Job:
Search the records that follow and extract every line containing the string "content".

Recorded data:
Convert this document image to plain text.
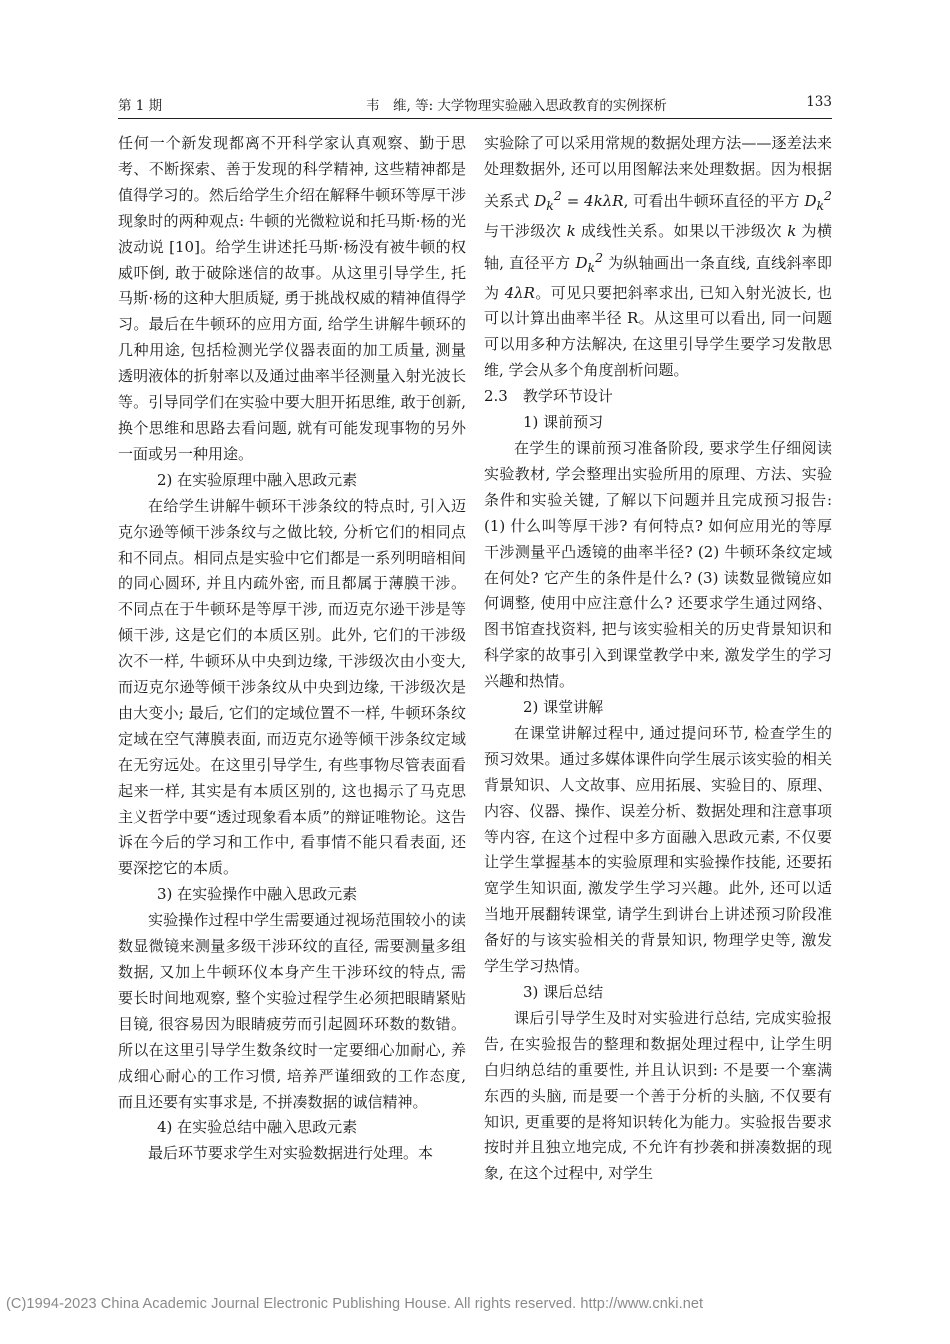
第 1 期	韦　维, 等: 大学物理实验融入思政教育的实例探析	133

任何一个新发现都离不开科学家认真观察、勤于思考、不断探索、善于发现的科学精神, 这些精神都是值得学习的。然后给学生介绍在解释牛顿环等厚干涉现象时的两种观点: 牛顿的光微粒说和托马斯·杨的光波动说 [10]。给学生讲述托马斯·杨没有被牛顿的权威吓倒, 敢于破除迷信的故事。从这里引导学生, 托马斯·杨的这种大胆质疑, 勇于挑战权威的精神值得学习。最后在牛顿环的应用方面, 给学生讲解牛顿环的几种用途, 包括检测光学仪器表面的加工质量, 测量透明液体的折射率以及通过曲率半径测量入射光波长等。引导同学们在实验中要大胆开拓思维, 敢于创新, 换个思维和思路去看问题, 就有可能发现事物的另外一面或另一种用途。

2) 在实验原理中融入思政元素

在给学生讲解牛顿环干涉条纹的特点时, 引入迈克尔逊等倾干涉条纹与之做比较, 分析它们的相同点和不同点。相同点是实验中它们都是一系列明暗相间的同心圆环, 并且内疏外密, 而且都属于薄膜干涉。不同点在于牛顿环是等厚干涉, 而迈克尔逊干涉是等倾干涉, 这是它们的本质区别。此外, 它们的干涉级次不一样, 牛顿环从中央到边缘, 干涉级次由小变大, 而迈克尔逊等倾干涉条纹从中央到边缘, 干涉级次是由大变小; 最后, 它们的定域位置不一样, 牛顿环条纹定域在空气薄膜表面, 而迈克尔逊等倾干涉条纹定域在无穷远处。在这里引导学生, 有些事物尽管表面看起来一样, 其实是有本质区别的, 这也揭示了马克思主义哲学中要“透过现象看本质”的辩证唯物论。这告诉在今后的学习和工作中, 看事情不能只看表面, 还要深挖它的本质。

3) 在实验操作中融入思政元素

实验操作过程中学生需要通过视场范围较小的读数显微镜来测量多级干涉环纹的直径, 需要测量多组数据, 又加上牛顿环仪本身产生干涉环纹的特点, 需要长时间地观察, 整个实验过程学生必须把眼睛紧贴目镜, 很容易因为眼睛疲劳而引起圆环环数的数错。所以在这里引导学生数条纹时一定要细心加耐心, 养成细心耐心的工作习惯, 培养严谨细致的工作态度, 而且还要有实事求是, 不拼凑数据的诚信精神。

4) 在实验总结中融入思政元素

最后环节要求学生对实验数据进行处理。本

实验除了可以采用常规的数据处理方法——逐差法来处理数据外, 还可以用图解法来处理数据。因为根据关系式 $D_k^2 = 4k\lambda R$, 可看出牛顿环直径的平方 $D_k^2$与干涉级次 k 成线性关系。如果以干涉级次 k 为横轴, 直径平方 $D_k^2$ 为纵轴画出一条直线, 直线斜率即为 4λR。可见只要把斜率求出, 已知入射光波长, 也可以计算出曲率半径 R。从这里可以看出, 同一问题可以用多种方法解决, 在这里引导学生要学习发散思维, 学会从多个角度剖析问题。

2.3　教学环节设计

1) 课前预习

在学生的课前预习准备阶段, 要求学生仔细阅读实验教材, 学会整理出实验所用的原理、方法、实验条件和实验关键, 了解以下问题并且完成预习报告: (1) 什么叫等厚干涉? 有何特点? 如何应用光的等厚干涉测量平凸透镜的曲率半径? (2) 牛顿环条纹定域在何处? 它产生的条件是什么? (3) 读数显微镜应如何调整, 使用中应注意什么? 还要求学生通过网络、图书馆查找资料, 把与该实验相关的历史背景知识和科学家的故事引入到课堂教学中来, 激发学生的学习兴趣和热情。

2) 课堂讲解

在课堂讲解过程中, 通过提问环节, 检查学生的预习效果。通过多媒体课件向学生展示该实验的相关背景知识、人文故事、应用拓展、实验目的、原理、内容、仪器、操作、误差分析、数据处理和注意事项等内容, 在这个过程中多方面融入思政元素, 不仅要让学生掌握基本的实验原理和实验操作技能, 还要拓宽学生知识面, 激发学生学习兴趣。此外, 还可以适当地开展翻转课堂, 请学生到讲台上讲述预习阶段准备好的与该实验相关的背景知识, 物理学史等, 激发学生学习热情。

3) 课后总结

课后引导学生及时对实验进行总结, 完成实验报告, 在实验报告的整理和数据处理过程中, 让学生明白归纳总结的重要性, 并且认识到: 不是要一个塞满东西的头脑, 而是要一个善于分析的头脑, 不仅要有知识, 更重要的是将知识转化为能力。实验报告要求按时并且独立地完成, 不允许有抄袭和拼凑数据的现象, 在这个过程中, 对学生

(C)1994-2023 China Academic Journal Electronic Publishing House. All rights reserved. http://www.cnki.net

==

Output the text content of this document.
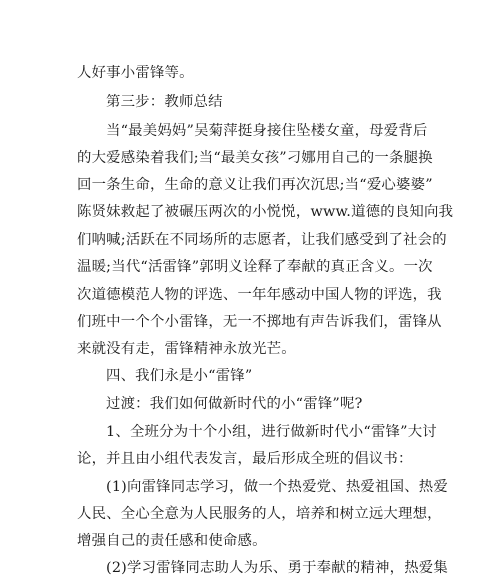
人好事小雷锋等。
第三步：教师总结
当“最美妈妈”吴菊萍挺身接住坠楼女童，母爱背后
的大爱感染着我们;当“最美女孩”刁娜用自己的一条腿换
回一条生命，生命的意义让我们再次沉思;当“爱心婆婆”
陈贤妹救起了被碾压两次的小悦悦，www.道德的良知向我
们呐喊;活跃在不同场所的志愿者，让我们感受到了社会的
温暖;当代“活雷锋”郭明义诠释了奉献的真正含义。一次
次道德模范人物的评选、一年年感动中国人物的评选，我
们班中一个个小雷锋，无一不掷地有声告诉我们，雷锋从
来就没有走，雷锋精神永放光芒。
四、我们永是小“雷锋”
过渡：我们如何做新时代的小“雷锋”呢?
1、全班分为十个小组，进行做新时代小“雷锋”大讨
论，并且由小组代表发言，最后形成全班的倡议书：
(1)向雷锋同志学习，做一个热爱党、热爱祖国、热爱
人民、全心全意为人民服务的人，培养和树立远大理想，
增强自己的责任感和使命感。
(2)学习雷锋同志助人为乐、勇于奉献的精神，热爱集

...

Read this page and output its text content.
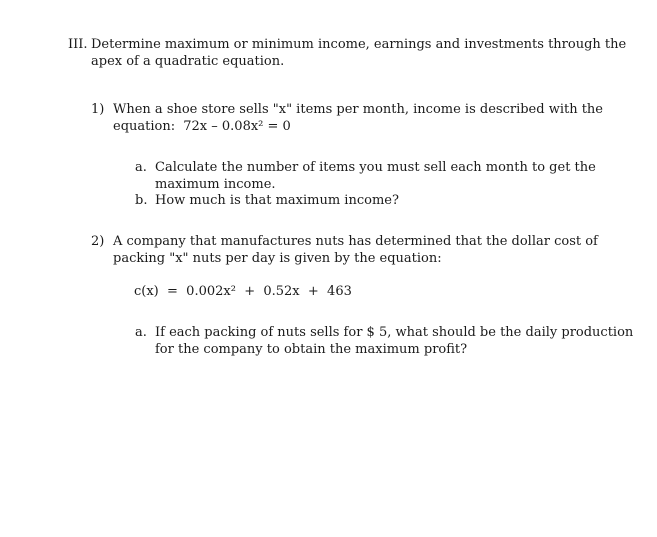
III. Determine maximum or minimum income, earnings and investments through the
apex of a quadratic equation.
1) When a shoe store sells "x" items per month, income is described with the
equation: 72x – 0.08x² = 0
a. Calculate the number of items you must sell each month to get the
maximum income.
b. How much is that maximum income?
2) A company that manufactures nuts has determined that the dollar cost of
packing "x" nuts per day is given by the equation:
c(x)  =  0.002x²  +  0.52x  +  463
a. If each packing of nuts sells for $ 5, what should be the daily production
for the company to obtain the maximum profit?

Completed task:
Output the text content of this document.
Read this page and output its text content.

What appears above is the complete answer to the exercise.